:: JOB ::
Pull every line with the word "document" out of the entries below.

━━━━━ DATA FOR THIS EXERCISE ━━━━━

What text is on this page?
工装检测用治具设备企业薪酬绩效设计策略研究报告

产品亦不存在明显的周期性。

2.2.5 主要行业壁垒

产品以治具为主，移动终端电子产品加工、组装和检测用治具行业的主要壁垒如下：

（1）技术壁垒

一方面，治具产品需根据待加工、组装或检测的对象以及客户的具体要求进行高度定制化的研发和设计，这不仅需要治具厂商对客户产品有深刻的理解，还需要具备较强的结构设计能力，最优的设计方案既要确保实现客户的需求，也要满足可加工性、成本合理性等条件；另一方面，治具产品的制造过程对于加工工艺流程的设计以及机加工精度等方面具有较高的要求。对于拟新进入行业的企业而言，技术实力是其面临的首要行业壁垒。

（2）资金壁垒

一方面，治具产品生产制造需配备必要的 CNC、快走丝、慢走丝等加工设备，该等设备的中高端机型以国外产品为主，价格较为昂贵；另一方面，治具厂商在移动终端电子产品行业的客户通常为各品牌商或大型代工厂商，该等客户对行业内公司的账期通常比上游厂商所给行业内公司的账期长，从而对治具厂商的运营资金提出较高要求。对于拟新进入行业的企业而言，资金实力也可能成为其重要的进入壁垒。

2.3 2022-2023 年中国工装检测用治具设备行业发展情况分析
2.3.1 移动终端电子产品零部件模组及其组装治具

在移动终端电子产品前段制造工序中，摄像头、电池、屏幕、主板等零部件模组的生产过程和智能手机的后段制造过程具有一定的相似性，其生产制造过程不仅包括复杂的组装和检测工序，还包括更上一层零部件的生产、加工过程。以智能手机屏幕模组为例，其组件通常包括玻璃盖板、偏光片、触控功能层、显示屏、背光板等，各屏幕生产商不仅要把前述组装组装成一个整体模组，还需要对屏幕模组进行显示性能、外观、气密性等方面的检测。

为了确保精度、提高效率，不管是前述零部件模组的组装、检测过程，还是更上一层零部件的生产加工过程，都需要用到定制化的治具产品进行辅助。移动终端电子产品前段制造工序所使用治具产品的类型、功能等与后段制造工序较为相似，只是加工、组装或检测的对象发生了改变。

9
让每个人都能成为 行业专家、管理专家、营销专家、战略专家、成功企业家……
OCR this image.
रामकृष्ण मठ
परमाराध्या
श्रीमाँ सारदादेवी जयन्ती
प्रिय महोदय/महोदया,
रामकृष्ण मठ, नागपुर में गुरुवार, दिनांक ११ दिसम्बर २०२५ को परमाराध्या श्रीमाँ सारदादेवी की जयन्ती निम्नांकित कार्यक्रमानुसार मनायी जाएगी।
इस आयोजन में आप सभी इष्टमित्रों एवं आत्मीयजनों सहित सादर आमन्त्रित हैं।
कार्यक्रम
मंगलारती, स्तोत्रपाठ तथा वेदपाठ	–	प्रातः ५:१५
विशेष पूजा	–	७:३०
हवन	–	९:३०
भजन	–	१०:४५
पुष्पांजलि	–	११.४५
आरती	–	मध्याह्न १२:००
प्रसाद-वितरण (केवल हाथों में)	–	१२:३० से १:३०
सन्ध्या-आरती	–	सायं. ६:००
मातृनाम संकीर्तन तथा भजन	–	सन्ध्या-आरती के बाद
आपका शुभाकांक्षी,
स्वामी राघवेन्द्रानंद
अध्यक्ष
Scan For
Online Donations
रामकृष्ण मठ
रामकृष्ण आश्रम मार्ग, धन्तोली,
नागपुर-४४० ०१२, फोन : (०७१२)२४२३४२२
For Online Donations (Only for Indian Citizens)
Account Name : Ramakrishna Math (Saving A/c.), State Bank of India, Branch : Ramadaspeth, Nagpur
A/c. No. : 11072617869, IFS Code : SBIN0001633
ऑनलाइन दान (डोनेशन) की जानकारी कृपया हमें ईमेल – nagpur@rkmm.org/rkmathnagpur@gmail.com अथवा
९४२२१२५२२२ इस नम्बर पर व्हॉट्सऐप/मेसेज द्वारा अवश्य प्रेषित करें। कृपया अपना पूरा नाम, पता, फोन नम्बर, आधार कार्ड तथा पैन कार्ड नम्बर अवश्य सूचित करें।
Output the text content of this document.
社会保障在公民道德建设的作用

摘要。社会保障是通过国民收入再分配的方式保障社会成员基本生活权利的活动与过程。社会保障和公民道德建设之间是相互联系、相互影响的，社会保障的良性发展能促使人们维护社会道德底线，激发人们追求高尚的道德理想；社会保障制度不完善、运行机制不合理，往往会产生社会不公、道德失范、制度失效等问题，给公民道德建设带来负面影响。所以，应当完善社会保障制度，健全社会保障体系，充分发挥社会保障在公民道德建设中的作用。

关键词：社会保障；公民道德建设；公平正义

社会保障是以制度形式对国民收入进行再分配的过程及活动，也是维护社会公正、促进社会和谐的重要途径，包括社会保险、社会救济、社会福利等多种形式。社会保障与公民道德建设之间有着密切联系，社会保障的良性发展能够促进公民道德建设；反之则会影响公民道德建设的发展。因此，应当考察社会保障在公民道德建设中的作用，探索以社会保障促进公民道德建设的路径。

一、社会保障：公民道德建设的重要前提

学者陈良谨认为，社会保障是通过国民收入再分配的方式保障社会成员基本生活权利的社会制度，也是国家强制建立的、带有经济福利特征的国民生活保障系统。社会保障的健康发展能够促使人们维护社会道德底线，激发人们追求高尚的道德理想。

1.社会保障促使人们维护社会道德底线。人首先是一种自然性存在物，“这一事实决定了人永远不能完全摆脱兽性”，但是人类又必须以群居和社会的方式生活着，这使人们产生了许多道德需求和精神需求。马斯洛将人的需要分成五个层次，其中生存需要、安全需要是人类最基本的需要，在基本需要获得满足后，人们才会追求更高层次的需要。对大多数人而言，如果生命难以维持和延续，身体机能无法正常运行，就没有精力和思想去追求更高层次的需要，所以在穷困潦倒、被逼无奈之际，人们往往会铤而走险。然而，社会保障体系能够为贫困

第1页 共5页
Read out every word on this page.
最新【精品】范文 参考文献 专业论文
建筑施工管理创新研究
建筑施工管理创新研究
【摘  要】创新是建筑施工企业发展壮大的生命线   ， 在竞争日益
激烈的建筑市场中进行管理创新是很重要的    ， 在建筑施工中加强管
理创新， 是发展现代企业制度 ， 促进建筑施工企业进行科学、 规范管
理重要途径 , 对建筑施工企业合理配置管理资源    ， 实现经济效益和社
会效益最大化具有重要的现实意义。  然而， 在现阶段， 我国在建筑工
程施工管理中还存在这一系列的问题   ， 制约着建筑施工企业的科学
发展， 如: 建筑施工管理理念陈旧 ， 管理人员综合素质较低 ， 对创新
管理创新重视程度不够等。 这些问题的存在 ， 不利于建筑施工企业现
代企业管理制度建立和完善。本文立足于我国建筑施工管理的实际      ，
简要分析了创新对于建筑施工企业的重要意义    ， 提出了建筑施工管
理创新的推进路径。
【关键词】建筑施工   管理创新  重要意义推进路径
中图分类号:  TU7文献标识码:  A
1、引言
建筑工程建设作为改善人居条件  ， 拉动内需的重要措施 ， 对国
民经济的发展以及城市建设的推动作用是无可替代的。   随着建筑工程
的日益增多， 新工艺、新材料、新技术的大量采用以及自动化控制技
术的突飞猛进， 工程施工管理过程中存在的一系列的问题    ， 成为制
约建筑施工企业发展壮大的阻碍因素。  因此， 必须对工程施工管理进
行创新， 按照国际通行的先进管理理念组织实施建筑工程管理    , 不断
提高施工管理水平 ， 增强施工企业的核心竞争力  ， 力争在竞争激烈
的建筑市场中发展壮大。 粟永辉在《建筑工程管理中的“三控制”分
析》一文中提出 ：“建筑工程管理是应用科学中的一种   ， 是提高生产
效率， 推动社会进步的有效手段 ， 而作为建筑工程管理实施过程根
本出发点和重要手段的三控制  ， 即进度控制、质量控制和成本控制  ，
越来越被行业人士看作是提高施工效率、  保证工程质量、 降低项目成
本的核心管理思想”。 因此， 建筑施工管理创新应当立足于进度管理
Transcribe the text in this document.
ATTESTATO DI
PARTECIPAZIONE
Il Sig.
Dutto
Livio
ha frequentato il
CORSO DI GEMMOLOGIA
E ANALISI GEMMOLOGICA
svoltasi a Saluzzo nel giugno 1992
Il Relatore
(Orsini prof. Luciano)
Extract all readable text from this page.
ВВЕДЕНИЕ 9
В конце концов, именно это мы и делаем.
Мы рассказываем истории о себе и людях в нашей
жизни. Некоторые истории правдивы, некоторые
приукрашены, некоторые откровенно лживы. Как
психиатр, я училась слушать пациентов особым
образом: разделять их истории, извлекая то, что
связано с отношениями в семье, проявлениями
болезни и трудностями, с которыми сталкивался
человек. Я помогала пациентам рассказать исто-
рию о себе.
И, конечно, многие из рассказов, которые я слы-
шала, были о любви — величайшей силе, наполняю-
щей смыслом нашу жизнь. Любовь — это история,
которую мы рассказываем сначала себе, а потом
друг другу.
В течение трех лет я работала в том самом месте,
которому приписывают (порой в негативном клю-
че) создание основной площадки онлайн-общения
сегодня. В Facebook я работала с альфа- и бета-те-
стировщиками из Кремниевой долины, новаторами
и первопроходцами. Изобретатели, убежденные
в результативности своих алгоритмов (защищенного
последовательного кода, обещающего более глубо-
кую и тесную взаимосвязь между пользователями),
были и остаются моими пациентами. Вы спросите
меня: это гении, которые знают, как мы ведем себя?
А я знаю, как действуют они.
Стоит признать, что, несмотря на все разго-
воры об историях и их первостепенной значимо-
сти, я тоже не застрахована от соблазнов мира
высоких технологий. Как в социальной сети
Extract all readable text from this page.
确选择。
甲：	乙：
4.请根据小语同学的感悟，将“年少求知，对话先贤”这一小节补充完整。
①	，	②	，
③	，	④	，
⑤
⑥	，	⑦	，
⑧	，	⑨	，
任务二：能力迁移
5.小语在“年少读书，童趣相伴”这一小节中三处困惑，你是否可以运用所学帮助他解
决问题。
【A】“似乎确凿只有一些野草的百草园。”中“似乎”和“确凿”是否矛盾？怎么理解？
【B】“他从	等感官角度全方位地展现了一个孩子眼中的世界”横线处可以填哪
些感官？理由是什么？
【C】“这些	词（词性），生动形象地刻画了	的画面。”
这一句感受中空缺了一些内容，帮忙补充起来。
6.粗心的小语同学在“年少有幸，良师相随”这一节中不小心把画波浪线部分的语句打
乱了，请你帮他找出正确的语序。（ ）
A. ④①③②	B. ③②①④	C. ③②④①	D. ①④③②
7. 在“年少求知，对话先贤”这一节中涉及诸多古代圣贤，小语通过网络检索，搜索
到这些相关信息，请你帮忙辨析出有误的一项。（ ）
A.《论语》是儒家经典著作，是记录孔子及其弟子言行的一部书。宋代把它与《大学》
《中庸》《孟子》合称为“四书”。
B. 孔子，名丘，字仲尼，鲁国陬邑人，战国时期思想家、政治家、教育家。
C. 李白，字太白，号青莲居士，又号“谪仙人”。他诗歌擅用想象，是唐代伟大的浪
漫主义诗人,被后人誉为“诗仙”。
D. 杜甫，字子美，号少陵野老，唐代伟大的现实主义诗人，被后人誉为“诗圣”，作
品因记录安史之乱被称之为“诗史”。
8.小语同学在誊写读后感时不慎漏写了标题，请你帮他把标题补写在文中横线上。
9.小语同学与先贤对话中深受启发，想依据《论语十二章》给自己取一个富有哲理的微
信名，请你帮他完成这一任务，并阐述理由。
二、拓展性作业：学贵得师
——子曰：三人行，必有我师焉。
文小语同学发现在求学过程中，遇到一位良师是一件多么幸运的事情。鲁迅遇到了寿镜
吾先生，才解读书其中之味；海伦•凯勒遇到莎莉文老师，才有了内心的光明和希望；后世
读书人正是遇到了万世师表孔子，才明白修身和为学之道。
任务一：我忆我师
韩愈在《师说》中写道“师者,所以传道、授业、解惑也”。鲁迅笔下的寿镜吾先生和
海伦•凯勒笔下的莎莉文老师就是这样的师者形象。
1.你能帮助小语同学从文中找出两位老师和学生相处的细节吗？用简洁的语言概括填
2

━━━━━

:: PROBLEM SOLUTION ::
Output the text content of this document.
Transcribe the text in this document.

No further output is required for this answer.